### Material shown
%%
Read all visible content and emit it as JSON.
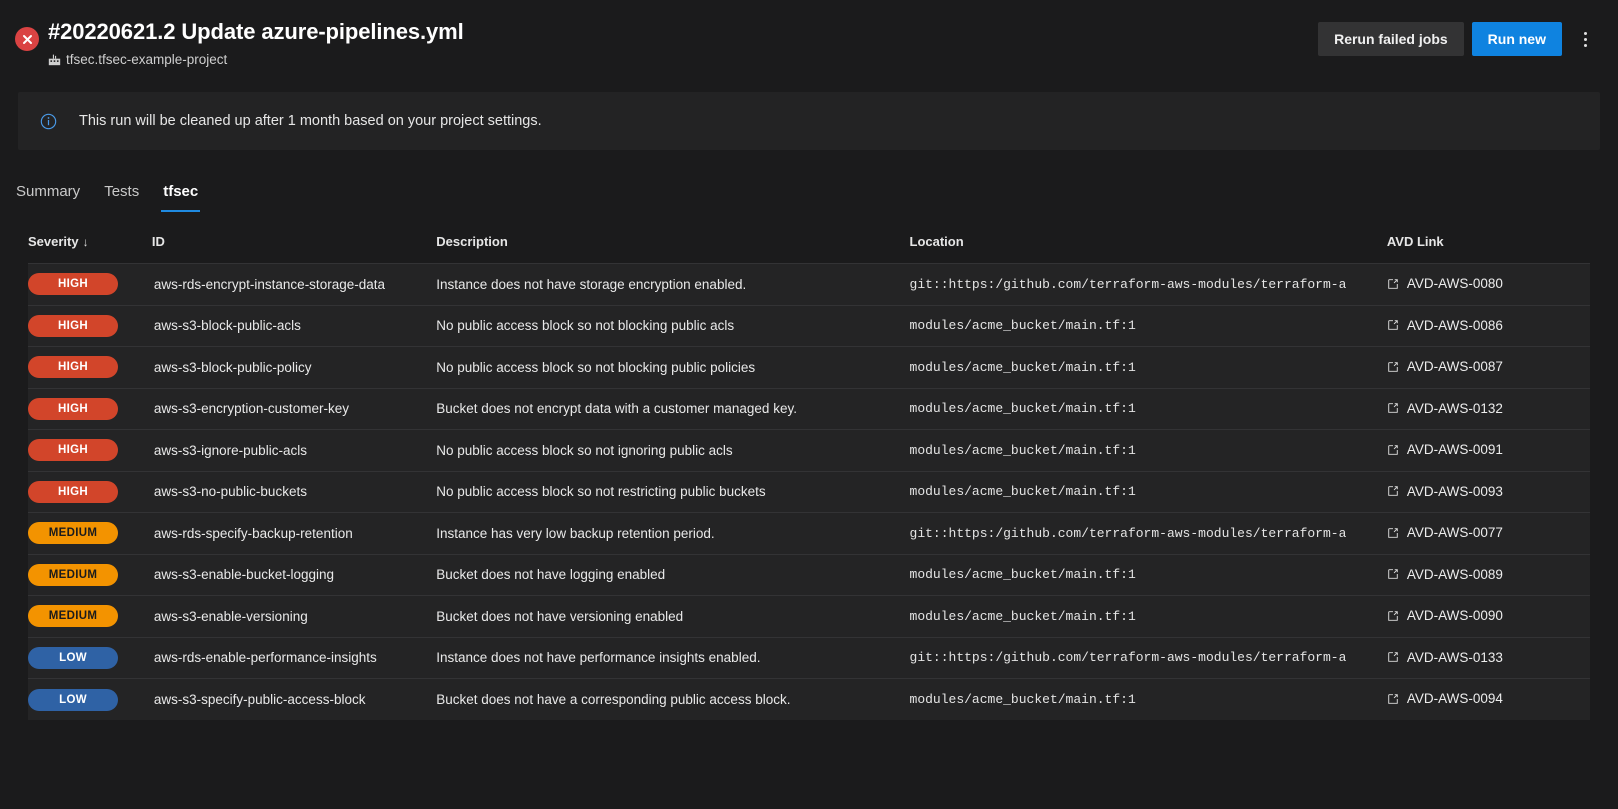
{
  "header": {
    "status_icon": "error-circle-icon",
    "title": "#20220621.2 Update azure-pipelines.yml",
    "repo_icon": "repo-icon",
    "subtitle": "tfsec.tfsec-example-project",
    "rerun_label": "Rerun failed jobs",
    "run_new_label": "Run new",
    "more_actions_icon": "kebab-menu-icon"
  },
  "banner": {
    "icon": "info-icon",
    "text": "This run will be cleaned up after 1 month based on your project settings."
  },
  "tabs": [
    {
      "label": "Summary",
      "active": false
    },
    {
      "label": "Tests",
      "active": false
    },
    {
      "label": "tfsec",
      "active": true
    }
  ],
  "table": {
    "columns": {
      "severity": "Severity",
      "severity_sort": "↓",
      "id": "ID",
      "description": "Description",
      "location": "Location",
      "avd_link": "AVD Link"
    },
    "link_icon": "external-link-icon",
    "rows": [
      {
        "severity": "HIGH",
        "id": "aws-rds-encrypt-instance-storage-data",
        "description": "Instance does not have storage encryption enabled.",
        "location": "git::https:/github.com/terraform-aws-modules/terraform-a",
        "avd": "AVD-AWS-0080"
      },
      {
        "severity": "HIGH",
        "id": "aws-s3-block-public-acls",
        "description": "No public access block so not blocking public acls",
        "location": "modules/acme_bucket/main.tf:1",
        "avd": "AVD-AWS-0086"
      },
      {
        "severity": "HIGH",
        "id": "aws-s3-block-public-policy",
        "description": "No public access block so not blocking public policies",
        "location": "modules/acme_bucket/main.tf:1",
        "avd": "AVD-AWS-0087"
      },
      {
        "severity": "HIGH",
        "id": "aws-s3-encryption-customer-key",
        "description": "Bucket does not encrypt data with a customer managed key.",
        "location": "modules/acme_bucket/main.tf:1",
        "avd": "AVD-AWS-0132"
      },
      {
        "severity": "HIGH",
        "id": "aws-s3-ignore-public-acls",
        "description": "No public access block so not ignoring public acls",
        "location": "modules/acme_bucket/main.tf:1",
        "avd": "AVD-AWS-0091"
      },
      {
        "severity": "HIGH",
        "id": "aws-s3-no-public-buckets",
        "description": "No public access block so not restricting public buckets",
        "location": "modules/acme_bucket/main.tf:1",
        "avd": "AVD-AWS-0093"
      },
      {
        "severity": "MEDIUM",
        "id": "aws-rds-specify-backup-retention",
        "description": "Instance has very low backup retention period.",
        "location": "git::https:/github.com/terraform-aws-modules/terraform-a",
        "avd": "AVD-AWS-0077"
      },
      {
        "severity": "MEDIUM",
        "id": "aws-s3-enable-bucket-logging",
        "description": "Bucket does not have logging enabled",
        "location": "modules/acme_bucket/main.tf:1",
        "avd": "AVD-AWS-0089"
      },
      {
        "severity": "MEDIUM",
        "id": "aws-s3-enable-versioning",
        "description": "Bucket does not have versioning enabled",
        "location": "modules/acme_bucket/main.tf:1",
        "avd": "AVD-AWS-0090"
      },
      {
        "severity": "LOW",
        "id": "aws-rds-enable-performance-insights",
        "description": "Instance does not have performance insights enabled.",
        "location": "git::https:/github.com/terraform-aws-modules/terraform-a",
        "avd": "AVD-AWS-0133"
      },
      {
        "severity": "LOW",
        "id": "aws-s3-specify-public-access-block",
        "description": "Bucket does not have a corresponding public access block.",
        "location": "modules/acme_bucket/main.tf:1",
        "avd": "AVD-AWS-0094"
      }
    ]
  },
  "colors": {
    "high": "#d2452a",
    "medium": "#f39300",
    "low": "#2f62a5",
    "accent": "#0f83e0",
    "error": "#da4343",
    "page_bg": "#1b1b1c",
    "row_bg": "#242425"
  }
}
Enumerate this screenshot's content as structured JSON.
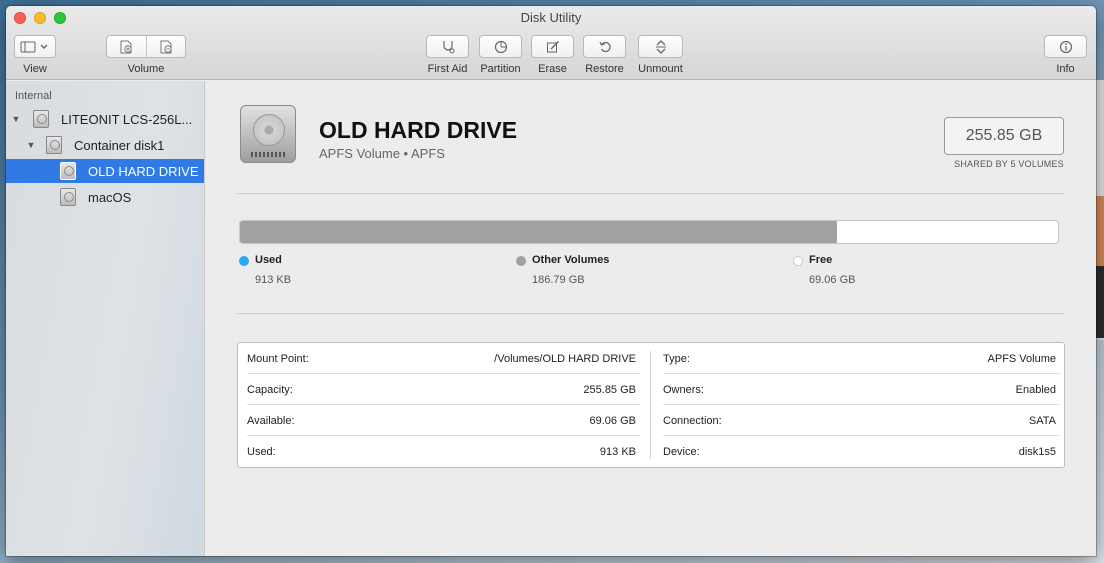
{
  "window": {
    "title": "Disk Utility"
  },
  "toolbar": {
    "view_label": "View",
    "volume_label": "Volume",
    "first_aid_label": "First Aid",
    "partition_label": "Partition",
    "erase_label": "Erase",
    "restore_label": "Restore",
    "unmount_label": "Unmount",
    "info_label": "Info"
  },
  "sidebar": {
    "section": "Internal",
    "items": [
      {
        "label": "LITEONIT LCS-256L...",
        "icon": "internal-disk-icon",
        "expanded": true
      },
      {
        "label": "Container disk1",
        "icon": "container-icon",
        "expanded": true
      },
      {
        "label": "OLD HARD DRIVE",
        "icon": "volume-icon",
        "selected": true
      },
      {
        "label": "macOS",
        "icon": "volume-icon"
      }
    ]
  },
  "volume": {
    "name": "OLD HARD DRIVE",
    "subtitle": "APFS Volume • APFS",
    "capacity": "255.85 GB",
    "shared_note": "SHARED BY 5 VOLUMES"
  },
  "usage": {
    "used_fraction": 0.0001,
    "other_fraction": 0.73,
    "legend": [
      {
        "name": "Used",
        "value": "913 KB",
        "color": "#2aa9f0"
      },
      {
        "name": "Other Volumes",
        "value": "186.79 GB",
        "color": "#a1a1a1"
      },
      {
        "name": "Free",
        "value": "69.06 GB",
        "color": "#ffffff"
      }
    ]
  },
  "info": {
    "left": [
      {
        "label": "Mount Point:",
        "value": "/Volumes/OLD HARD DRIVE"
      },
      {
        "label": "Capacity:",
        "value": "255.85 GB"
      },
      {
        "label": "Available:",
        "value": "69.06 GB"
      },
      {
        "label": "Used:",
        "value": "913 KB"
      }
    ],
    "right": [
      {
        "label": "Type:",
        "value": "APFS Volume"
      },
      {
        "label": "Owners:",
        "value": "Enabled"
      },
      {
        "label": "Connection:",
        "value": "SATA"
      },
      {
        "label": "Device:",
        "value": "disk1s5"
      }
    ]
  },
  "colors": {
    "accent": "#2f7ae5",
    "used": "#2aa9f0",
    "other": "#a1a1a1"
  }
}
%%
### Exercise prompt
Restate the whole listing above exactly, except for its images.

### Response to the exercise
Read all visible content and emit it as JSON.
{
  "header": {
    "status_icon": "error-circle-icon",
    "title": "#20220621.2 Update azure-pipelines.yml",
    "repo_icon": "repo-icon",
    "subtitle": "tfsec.tfsec-example-project",
    "rerun_label": "Rerun failed jobs",
    "run_new_label": "Run new",
    "more_actions_icon": "kebab-menu-icon"
  },
  "banner": {
    "icon": "info-icon",
    "text": "This run will be cleaned up after 1 month based on your project settings."
  },
  "tabs": [
    {
      "label": "Summary",
      "active": false
    },
    {
      "label": "Tests",
      "active": false
    },
    {
      "label": "tfsec",
      "active": true
    }
  ],
  "table": {
    "columns": {
      "severity": "Severity",
      "severity_sort": "↓",
      "id": "ID",
      "description": "Description",
      "location": "Location",
      "avd_link": "AVD Link"
    },
    "link_icon": "external-link-icon",
    "rows": [
      {
        "severity": "HIGH",
        "id": "aws-rds-encrypt-instance-storage-data",
        "description": "Instance does not have storage encryption enabled.",
        "location": "git::https:/github.com/terraform-aws-modules/terraform-a",
        "avd": "AVD-AWS-0080"
      },
      {
        "severity": "HIGH",
        "id": "aws-s3-block-public-acls",
        "description": "No public access block so not blocking public acls",
        "location": "modules/acme_bucket/main.tf:1",
        "avd": "AVD-AWS-0086"
      },
      {
        "severity": "HIGH",
        "id": "aws-s3-block-public-policy",
        "description": "No public access block so not blocking public policies",
        "location": "modules/acme_bucket/main.tf:1",
        "avd": "AVD-AWS-0087"
      },
      {
        "severity": "HIGH",
        "id": "aws-s3-encryption-customer-key",
        "description": "Bucket does not encrypt data with a customer managed key.",
        "location": "modules/acme_bucket/main.tf:1",
        "avd": "AVD-AWS-0132"
      },
      {
        "severity": "HIGH",
        "id": "aws-s3-ignore-public-acls",
        "description": "No public access block so not ignoring public acls",
        "location": "modules/acme_bucket/main.tf:1",
        "avd": "AVD-AWS-0091"
      },
      {
        "severity": "HIGH",
        "id": "aws-s3-no-public-buckets",
        "description": "No public access block so not restricting public buckets",
        "location": "modules/acme_bucket/main.tf:1",
        "avd": "AVD-AWS-0093"
      },
      {
        "severity": "MEDIUM",
        "id": "aws-rds-specify-backup-retention",
        "description": "Instance has very low backup retention period.",
        "location": "git::https:/github.com/terraform-aws-modules/terraform-a",
        "avd": "AVD-AWS-0077"
      },
      {
        "severity": "MEDIUM",
        "id": "aws-s3-enable-bucket-logging",
        "description": "Bucket does not have logging enabled",
        "location": "modules/acme_bucket/main.tf:1",
        "avd": "AVD-AWS-0089"
      },
      {
        "severity": "MEDIUM",
        "id": "aws-s3-enable-versioning",
        "description": "Bucket does not have versioning enabled",
        "location": "modules/acme_bucket/main.tf:1",
        "avd": "AVD-AWS-0090"
      },
      {
        "severity": "LOW",
        "id": "aws-rds-enable-performance-insights",
        "description": "Instance does not have performance insights enabled.",
        "location": "git::https:/github.com/terraform-aws-modules/terraform-a",
        "avd": "AVD-AWS-0133"
      },
      {
        "severity": "LOW",
        "id": "aws-s3-specify-public-access-block",
        "description": "Bucket does not have a corresponding public access block.",
        "location": "modules/acme_bucket/main.tf:1",
        "avd": "AVD-AWS-0094"
      }
    ]
  },
  "colors": {
    "high": "#d2452a",
    "medium": "#f39300",
    "low": "#2f62a5",
    "accent": "#0f83e0",
    "error": "#da4343",
    "page_bg": "#1b1b1c",
    "row_bg": "#242425"
  }
}
Enumerate this screenshot's content as structured JSON.
{
  "window": {
    "title": "Disk Utility"
  },
  "toolbar": {
    "view_label": "View",
    "volume_label": "Volume",
    "first_aid_label": "First Aid",
    "partition_label": "Partition",
    "erase_label": "Erase",
    "restore_label": "Restore",
    "unmount_label": "Unmount",
    "info_label": "Info"
  },
  "sidebar": {
    "section": "Internal",
    "items": [
      {
        "label": "LITEONIT LCS-256L...",
        "icon": "internal-disk-icon",
        "expanded": true
      },
      {
        "label": "Container disk1",
        "icon": "container-icon",
        "expanded": true
      },
      {
        "label": "OLD HARD DRIVE",
        "icon": "volume-icon",
        "selected": true
      },
      {
        "label": "macOS",
        "icon": "volume-icon"
      }
    ]
  },
  "volume": {
    "name": "OLD HARD DRIVE",
    "subtitle": "APFS Volume • APFS",
    "capacity": "255.85 GB",
    "shared_note": "SHARED BY 5 VOLUMES"
  },
  "usage": {
    "used_fraction": 0.0001,
    "other_fraction": 0.73,
    "legend": [
      {
        "name": "Used",
        "value": "913 KB",
        "color": "#2aa9f0"
      },
      {
        "name": "Other Volumes",
        "value": "186.79 GB",
        "color": "#a1a1a1"
      },
      {
        "name": "Free",
        "value": "69.06 GB",
        "color": "#ffffff"
      }
    ]
  },
  "info": {
    "left": [
      {
        "label": "Mount Point:",
        "value": "/Volumes/OLD HARD DRIVE"
      },
      {
        "label": "Capacity:",
        "value": "255.85 GB"
      },
      {
        "label": "Available:",
        "value": "69.06 GB"
      },
      {
        "label": "Used:",
        "value": "913 KB"
      }
    ],
    "right": [
      {
        "label": "Type:",
        "value": "APFS Volume"
      },
      {
        "label": "Owners:",
        "value": "Enabled"
      },
      {
        "label": "Connection:",
        "value": "SATA"
      },
      {
        "label": "Device:",
        "value": "disk1s5"
      }
    ]
  },
  "colors": {
    "accent": "#2f7ae5",
    "used": "#2aa9f0",
    "other": "#a1a1a1"
  }
}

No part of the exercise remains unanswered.